_Set task:_ Repeat every line below exactly as it reads.

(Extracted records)

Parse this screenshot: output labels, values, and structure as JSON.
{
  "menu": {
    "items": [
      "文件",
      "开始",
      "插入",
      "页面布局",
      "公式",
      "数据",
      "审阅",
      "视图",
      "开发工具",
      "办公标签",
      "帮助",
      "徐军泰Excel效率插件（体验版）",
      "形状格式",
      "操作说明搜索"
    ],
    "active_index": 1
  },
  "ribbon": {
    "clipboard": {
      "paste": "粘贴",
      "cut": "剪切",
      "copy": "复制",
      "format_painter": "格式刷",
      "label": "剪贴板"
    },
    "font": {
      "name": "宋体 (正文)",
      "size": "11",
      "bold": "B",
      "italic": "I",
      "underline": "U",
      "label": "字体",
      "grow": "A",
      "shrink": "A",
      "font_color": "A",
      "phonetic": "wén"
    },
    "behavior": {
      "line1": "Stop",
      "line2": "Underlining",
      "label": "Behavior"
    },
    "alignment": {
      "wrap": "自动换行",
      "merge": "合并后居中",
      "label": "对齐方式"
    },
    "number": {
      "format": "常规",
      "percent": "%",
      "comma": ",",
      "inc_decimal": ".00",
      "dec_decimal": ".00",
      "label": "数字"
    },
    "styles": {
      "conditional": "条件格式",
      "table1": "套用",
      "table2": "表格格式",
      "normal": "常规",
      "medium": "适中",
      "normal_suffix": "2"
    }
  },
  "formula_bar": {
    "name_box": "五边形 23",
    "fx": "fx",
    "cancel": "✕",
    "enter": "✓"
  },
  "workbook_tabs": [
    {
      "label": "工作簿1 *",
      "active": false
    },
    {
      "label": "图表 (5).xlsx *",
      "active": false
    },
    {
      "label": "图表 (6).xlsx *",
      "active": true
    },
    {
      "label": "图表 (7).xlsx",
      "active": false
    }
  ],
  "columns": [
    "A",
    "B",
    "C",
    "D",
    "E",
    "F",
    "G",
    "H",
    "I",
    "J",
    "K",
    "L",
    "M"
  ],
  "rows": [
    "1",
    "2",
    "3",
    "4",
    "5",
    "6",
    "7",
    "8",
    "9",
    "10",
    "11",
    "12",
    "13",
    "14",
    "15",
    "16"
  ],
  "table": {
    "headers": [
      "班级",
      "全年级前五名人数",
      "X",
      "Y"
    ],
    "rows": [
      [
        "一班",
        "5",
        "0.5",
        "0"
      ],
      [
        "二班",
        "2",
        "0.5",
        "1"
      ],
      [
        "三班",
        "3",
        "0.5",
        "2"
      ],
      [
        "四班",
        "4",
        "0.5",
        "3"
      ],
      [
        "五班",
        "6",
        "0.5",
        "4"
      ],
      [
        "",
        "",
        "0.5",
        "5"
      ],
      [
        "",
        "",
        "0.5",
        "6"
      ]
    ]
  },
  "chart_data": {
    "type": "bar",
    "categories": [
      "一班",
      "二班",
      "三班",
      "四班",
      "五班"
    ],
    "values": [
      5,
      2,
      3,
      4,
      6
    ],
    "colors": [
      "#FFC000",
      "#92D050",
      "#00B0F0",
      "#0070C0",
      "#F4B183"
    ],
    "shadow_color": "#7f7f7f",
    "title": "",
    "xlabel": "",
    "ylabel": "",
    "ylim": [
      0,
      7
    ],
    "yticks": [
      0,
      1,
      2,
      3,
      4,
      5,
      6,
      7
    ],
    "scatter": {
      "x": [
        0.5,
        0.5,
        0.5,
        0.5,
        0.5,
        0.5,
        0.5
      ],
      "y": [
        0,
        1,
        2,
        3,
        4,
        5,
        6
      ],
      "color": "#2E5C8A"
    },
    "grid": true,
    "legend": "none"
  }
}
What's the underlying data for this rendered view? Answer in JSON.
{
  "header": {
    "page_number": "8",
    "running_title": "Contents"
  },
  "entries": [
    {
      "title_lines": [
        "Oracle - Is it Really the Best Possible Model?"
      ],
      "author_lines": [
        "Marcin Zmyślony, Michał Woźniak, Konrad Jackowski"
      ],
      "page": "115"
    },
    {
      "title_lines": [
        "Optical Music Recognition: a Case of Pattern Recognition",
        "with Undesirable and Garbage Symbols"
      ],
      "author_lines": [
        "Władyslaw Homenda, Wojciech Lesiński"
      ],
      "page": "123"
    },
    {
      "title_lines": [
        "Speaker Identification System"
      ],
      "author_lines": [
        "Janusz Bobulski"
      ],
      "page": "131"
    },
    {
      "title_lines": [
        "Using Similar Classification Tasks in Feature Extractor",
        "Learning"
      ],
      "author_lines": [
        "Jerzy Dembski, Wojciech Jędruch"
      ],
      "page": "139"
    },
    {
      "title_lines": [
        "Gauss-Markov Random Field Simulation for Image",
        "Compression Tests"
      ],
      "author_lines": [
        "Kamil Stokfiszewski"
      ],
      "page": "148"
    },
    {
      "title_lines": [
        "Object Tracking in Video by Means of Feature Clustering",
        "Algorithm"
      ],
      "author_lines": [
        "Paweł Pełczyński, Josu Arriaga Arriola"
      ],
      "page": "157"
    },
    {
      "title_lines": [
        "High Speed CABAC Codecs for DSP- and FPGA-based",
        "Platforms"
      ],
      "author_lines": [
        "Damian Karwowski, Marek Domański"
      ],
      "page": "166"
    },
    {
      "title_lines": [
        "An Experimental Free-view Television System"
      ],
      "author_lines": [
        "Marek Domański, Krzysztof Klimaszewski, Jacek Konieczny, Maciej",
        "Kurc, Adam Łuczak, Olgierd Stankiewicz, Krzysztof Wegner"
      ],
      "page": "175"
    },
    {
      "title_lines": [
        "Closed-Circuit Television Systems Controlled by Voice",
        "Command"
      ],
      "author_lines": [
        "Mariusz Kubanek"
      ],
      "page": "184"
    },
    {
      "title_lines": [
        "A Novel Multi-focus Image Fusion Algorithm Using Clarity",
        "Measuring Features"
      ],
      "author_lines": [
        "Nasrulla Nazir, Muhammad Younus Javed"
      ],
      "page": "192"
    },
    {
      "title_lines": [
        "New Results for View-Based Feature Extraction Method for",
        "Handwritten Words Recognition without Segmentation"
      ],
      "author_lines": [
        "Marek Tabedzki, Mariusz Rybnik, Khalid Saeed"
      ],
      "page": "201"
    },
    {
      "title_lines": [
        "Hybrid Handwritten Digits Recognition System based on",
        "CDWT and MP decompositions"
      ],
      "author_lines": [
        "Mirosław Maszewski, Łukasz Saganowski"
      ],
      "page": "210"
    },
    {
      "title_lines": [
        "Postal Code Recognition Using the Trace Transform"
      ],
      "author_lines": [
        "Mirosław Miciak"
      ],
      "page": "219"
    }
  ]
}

_Response below:_
Parse this screenshot: output labels, values, and structure as JSON.
{
  "menu": {
    "items": [
      "文件",
      "开始",
      "插入",
      "页面布局",
      "公式",
      "数据",
      "审阅",
      "视图",
      "开发工具",
      "办公标签",
      "帮助",
      "徐军泰Excel效率插件（体验版）",
      "形状格式",
      "操作说明搜索"
    ],
    "active_index": 1
  },
  "ribbon": {
    "clipboard": {
      "paste": "粘贴",
      "cut": "剪切",
      "copy": "复制",
      "format_painter": "格式刷",
      "label": "剪贴板"
    },
    "font": {
      "name": "宋体 (正文)",
      "size": "11",
      "bold": "B",
      "italic": "I",
      "underline": "U",
      "label": "字体",
      "grow": "A",
      "shrink": "A",
      "font_color": "A",
      "phonetic": "wén"
    },
    "behavior": {
      "line1": "Stop",
      "line2": "Underlining",
      "label": "Behavior"
    },
    "alignment": {
      "wrap": "自动换行",
      "merge": "合并后居中",
      "label": "对齐方式"
    },
    "number": {
      "format": "常规",
      "percent": "%",
      "comma": ",",
      "inc_decimal": ".00",
      "dec_decimal": ".00",
      "label": "数字"
    },
    "styles": {
      "conditional": "条件格式",
      "table1": "套用",
      "table2": "表格格式",
      "normal": "常规",
      "medium": "适中",
      "normal_suffix": "2"
    }
  },
  "formula_bar": {
    "name_box": "五边形 23",
    "fx": "fx",
    "cancel": "✕",
    "enter": "✓"
  },
  "workbook_tabs": [
    {
      "label": "工作簿1 *",
      "active": false
    },
    {
      "label": "图表 (5).xlsx *",
      "active": false
    },
    {
      "label": "图表 (6).xlsx *",
      "active": true
    },
    {
      "label": "图表 (7).xlsx",
      "active": false
    }
  ],
  "columns": [
    "A",
    "B",
    "C",
    "D",
    "E",
    "F",
    "G",
    "H",
    "I",
    "J",
    "K",
    "L",
    "M"
  ],
  "rows": [
    "1",
    "2",
    "3",
    "4",
    "5",
    "6",
    "7",
    "8",
    "9",
    "10",
    "11",
    "12",
    "13",
    "14",
    "15",
    "16"
  ],
  "table": {
    "headers": [
      "班级",
      "全年级前五名人数",
      "X",
      "Y"
    ],
    "rows": [
      [
        "一班",
        "5",
        "0.5",
        "0"
      ],
      [
        "二班",
        "2",
        "0.5",
        "1"
      ],
      [
        "三班",
        "3",
        "0.5",
        "2"
      ],
      [
        "四班",
        "4",
        "0.5",
        "3"
      ],
      [
        "五班",
        "6",
        "0.5",
        "4"
      ],
      [
        "",
        "",
        "0.5",
        "5"
      ],
      [
        "",
        "",
        "0.5",
        "6"
      ]
    ]
  },
  "chart_data": {
    "type": "bar",
    "categories": [
      "一班",
      "二班",
      "三班",
      "四班",
      "五班"
    ],
    "values": [
      5,
      2,
      3,
      4,
      6
    ],
    "colors": [
      "#FFC000",
      "#92D050",
      "#00B0F0",
      "#0070C0",
      "#F4B183"
    ],
    "shadow_color": "#7f7f7f",
    "title": "",
    "xlabel": "",
    "ylabel": "",
    "ylim": [
      0,
      7
    ],
    "yticks": [
      0,
      1,
      2,
      3,
      4,
      5,
      6,
      7
    ],
    "scatter": {
      "x": [
        0.5,
        0.5,
        0.5,
        0.5,
        0.5,
        0.5,
        0.5
      ],
      "y": [
        0,
        1,
        2,
        3,
        4,
        5,
        6
      ],
      "color": "#2E5C8A"
    },
    "grid": true,
    "legend": "none"
  }
}
What's the underlying data for this rendered view? Answer in JSON.
{
  "header": {
    "page_number": "8",
    "running_title": "Contents"
  },
  "entries": [
    {
      "title_lines": [
        "Oracle - Is it Really the Best Possible Model?"
      ],
      "author_lines": [
        "Marcin Zmyślony, Michał Woźniak, Konrad Jackowski"
      ],
      "page": "115"
    },
    {
      "title_lines": [
        "Optical Music Recognition: a Case of Pattern Recognition",
        "with Undesirable and Garbage Symbols"
      ],
      "author_lines": [
        "Władyslaw Homenda, Wojciech Lesiński"
      ],
      "page": "123"
    },
    {
      "title_lines": [
        "Speaker Identification System"
      ],
      "author_lines": [
        "Janusz Bobulski"
      ],
      "page": "131"
    },
    {
      "title_lines": [
        "Using Similar Classification Tasks in Feature Extractor",
        "Learning"
      ],
      "author_lines": [
        "Jerzy Dembski, Wojciech Jędruch"
      ],
      "page": "139"
    },
    {
      "title_lines": [
        "Gauss-Markov Random Field Simulation for Image",
        "Compression Tests"
      ],
      "author_lines": [
        "Kamil Stokfiszewski"
      ],
      "page": "148"
    },
    {
      "title_lines": [
        "Object Tracking in Video by Means of Feature Clustering",
        "Algorithm"
      ],
      "author_lines": [
        "Paweł Pełczyński, Josu Arriaga Arriola"
      ],
      "page": "157"
    },
    {
      "title_lines": [
        "High Speed CABAC Codecs for DSP- and FPGA-based",
        "Platforms"
      ],
      "author_lines": [
        "Damian Karwowski, Marek Domański"
      ],
      "page": "166"
    },
    {
      "title_lines": [
        "An Experimental Free-view Television System"
      ],
      "author_lines": [
        "Marek Domański, Krzysztof Klimaszewski, Jacek Konieczny, Maciej",
        "Kurc, Adam Łuczak, Olgierd Stankiewicz, Krzysztof Wegner"
      ],
      "page": "175"
    },
    {
      "title_lines": [
        "Closed-Circuit Television Systems Controlled by Voice",
        "Command"
      ],
      "author_lines": [
        "Mariusz Kubanek"
      ],
      "page": "184"
    },
    {
      "title_lines": [
        "A Novel Multi-focus Image Fusion Algorithm Using Clarity",
        "Measuring Features"
      ],
      "author_lines": [
        "Nasrulla Nazir, Muhammad Younus Javed"
      ],
      "page": "192"
    },
    {
      "title_lines": [
        "New Results for View-Based Feature Extraction Method for",
        "Handwritten Words Recognition without Segmentation"
      ],
      "author_lines": [
        "Marek Tabedzki, Mariusz Rybnik, Khalid Saeed"
      ],
      "page": "201"
    },
    {
      "title_lines": [
        "Hybrid Handwritten Digits Recognition System based on",
        "CDWT and MP decompositions"
      ],
      "author_lines": [
        "Mirosław Maszewski, Łukasz Saganowski"
      ],
      "page": "210"
    },
    {
      "title_lines": [
        "Postal Code Recognition Using the Trace Transform"
      ],
      "author_lines": [
        "Mirosław Miciak"
      ],
      "page": "219"
    }
  ]
}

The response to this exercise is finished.